[Rows from a figure dataset]

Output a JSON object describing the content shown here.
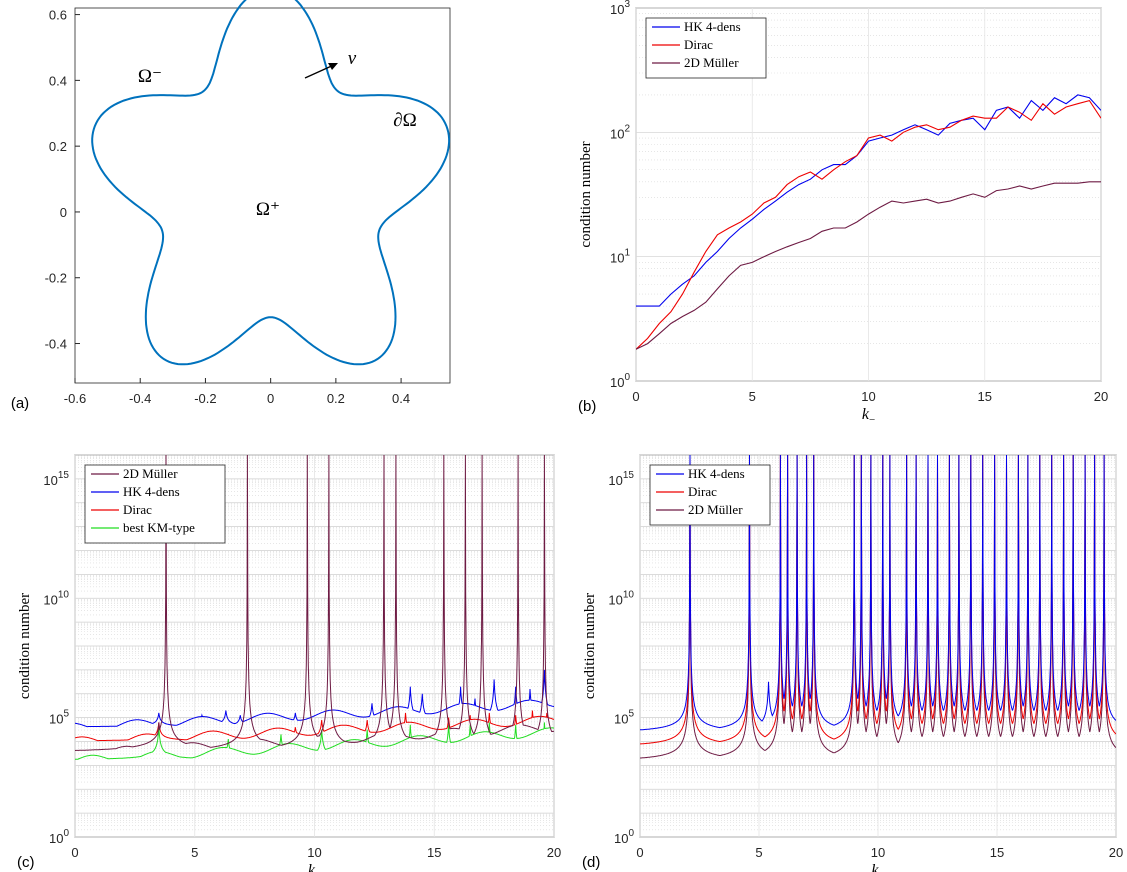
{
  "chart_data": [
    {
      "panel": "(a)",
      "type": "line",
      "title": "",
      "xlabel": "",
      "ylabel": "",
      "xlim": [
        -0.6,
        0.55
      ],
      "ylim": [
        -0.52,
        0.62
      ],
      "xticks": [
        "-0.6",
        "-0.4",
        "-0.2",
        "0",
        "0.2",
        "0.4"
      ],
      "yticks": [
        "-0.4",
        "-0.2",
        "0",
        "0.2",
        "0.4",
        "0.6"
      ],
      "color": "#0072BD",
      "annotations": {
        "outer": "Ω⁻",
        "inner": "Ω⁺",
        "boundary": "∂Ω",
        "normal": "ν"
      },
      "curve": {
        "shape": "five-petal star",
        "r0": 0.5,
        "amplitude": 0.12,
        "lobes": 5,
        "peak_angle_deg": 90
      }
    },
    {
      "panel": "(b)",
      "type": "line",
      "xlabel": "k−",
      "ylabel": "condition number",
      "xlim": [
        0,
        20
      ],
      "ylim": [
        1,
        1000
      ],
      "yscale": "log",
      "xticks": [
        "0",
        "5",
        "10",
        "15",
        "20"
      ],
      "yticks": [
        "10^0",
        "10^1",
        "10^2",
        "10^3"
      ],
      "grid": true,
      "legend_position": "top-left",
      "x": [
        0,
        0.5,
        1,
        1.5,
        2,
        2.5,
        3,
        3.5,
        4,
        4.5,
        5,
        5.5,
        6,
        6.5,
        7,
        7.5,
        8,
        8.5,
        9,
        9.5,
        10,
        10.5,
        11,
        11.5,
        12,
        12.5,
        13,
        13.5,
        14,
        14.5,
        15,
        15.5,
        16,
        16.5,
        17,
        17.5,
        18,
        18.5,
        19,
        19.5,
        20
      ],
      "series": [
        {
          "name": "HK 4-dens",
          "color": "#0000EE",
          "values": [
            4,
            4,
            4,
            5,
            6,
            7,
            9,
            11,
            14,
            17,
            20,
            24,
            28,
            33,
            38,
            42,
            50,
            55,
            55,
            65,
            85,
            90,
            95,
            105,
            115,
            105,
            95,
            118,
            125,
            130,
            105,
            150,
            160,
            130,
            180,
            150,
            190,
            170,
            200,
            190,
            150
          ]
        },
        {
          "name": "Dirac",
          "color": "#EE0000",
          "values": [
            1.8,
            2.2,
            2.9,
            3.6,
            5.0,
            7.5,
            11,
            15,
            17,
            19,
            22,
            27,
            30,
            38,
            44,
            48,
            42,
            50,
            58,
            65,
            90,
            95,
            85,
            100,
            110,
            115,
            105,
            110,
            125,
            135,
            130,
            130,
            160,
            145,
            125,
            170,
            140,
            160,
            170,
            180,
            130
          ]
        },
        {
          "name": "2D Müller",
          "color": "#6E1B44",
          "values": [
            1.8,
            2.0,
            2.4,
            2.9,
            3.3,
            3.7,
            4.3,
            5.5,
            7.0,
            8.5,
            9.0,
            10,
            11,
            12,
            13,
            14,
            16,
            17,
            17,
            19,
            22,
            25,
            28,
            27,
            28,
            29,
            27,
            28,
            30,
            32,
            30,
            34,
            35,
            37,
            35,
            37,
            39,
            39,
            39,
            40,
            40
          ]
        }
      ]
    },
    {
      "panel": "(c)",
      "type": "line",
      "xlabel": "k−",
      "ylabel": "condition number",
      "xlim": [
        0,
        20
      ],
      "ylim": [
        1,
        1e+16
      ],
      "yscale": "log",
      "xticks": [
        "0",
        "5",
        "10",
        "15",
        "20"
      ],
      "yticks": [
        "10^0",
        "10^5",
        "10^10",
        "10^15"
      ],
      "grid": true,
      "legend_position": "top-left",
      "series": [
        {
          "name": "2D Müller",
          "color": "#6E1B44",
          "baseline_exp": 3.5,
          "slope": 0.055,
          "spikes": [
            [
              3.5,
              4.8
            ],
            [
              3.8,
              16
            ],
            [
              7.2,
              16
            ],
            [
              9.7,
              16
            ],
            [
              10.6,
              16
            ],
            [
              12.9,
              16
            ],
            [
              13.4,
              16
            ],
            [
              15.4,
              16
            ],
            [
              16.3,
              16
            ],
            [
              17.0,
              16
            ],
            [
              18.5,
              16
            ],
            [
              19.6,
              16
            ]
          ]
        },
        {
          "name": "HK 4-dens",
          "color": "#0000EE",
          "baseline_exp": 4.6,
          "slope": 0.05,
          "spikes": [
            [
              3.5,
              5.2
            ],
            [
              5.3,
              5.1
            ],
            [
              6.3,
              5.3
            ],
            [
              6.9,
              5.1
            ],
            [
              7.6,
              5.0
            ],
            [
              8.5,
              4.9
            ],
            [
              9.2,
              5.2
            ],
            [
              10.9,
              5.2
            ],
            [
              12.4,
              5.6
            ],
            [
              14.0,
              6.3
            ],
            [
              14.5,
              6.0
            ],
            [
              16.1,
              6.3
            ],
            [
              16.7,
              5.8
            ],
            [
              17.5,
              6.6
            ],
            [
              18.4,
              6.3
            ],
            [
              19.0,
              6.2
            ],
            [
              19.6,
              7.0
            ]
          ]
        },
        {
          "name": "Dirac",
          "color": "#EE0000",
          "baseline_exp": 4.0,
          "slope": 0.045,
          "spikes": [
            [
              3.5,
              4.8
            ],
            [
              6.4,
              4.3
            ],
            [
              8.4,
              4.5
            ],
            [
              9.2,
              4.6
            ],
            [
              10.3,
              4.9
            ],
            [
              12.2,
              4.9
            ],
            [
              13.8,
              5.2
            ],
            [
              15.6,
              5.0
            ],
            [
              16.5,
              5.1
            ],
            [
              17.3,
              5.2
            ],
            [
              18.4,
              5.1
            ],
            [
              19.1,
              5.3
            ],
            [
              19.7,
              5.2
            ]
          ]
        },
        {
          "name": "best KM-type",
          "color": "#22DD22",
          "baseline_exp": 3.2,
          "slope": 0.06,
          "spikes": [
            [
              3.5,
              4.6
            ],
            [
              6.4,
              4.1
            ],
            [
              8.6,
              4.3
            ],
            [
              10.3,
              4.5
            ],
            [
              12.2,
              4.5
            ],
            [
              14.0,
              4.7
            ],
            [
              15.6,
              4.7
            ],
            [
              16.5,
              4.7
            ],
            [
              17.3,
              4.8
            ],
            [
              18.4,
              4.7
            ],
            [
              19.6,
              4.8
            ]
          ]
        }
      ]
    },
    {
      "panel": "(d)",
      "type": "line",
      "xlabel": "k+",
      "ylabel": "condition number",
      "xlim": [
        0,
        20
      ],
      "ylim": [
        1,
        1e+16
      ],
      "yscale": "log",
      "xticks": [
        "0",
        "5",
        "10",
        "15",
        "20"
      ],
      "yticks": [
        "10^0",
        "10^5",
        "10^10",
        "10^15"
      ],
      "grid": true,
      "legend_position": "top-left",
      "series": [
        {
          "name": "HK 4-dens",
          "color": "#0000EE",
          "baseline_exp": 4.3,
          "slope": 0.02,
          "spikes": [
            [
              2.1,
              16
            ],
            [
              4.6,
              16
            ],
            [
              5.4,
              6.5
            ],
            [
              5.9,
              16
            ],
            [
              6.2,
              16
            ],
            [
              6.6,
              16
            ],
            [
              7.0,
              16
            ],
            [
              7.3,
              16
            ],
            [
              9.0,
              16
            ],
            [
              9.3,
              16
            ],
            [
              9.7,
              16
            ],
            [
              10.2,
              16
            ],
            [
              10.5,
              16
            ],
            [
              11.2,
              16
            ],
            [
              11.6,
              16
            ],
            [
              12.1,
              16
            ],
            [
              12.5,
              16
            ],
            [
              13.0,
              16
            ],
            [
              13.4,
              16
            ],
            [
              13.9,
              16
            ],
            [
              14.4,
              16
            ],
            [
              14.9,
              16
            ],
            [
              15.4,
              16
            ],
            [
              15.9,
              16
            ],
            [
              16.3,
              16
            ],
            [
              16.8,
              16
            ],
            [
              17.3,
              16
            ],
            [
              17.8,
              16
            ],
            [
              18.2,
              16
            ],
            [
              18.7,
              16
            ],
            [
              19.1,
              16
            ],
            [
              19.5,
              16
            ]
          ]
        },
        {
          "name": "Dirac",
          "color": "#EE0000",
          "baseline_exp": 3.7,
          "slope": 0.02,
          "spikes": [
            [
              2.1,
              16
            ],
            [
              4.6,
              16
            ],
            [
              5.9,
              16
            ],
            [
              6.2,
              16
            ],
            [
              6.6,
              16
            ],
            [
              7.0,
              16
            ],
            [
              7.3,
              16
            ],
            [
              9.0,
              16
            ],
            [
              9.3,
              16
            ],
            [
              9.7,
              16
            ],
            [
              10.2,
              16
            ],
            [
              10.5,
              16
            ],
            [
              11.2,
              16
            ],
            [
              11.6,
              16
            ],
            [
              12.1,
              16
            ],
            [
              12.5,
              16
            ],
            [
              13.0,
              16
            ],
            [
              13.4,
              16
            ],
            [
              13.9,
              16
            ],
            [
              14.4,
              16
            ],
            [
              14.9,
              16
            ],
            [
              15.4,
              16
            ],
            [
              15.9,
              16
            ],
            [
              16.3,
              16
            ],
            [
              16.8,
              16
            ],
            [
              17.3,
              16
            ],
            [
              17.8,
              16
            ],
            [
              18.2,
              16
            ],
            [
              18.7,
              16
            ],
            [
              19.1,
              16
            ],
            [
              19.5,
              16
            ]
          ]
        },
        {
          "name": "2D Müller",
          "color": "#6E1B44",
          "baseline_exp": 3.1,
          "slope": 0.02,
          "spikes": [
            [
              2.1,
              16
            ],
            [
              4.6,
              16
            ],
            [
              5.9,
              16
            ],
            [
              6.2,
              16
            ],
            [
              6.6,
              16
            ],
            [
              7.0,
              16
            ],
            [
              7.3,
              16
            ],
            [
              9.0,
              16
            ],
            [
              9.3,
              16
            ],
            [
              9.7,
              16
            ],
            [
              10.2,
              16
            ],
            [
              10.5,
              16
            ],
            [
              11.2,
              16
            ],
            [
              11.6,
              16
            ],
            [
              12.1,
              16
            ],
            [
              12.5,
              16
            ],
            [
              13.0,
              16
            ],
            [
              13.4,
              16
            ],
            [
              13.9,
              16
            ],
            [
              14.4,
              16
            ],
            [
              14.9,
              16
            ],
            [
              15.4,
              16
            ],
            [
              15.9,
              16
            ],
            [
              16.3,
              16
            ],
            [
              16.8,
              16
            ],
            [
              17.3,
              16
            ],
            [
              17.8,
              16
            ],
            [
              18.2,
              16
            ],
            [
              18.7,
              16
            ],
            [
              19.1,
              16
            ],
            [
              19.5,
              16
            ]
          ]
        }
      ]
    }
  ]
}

• **THE TASK**
Copy the lines from the entries above in which the word "slope" appears.

• **RESULT**
          "slope": 0.055,
          "slope": 0.05,
          "slope": 0.045,
          "slope": 0.06,
          "slope": 0.02,
          "slope": 0.02,
          "slope": 0.02,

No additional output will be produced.